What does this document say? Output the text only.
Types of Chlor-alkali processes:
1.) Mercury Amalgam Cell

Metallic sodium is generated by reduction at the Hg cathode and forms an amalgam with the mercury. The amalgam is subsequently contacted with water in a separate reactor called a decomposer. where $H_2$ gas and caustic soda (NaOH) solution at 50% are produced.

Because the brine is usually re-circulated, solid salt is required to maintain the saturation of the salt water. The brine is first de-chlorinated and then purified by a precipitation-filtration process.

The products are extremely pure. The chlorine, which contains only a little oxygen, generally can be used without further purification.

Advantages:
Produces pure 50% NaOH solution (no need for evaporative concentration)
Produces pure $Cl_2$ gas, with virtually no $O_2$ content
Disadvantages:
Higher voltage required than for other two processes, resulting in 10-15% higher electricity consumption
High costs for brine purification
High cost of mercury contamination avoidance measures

» DO THIS
Pull out each record as written and restate it exactly.

» RESPONSE
What does this document say? Output the text only.
Types of Chlor-alkali processes:
1.) Mercury Amalgam Cell

Metallic sodium is generated by reduction at the Hg cathode and forms an amalgam with the mercury. The amalgam is subsequently contacted with water in a separate reactor called a decomposer. where $H_2$ gas and caustic soda (NaOH) solution at 50% are produced.

Because the brine is usually re-circulated, solid salt is required to maintain the saturation of the salt water. The brine is first de-chlorinated and then purified by a precipitation-filtration process.

The products are extremely pure. The chlorine, which contains only a little oxygen, generally can be used without further purification.

Advantages:
Produces pure 50% NaOH solution (no need for evaporative concentration)
Produces pure $Cl_2$ gas, with virtually no $O_2$ content
Disadvantages:
Higher voltage required than for other two processes, resulting in 10-15% higher electricity consumption
High costs for brine purification
High cost of mercury contamination avoidance measures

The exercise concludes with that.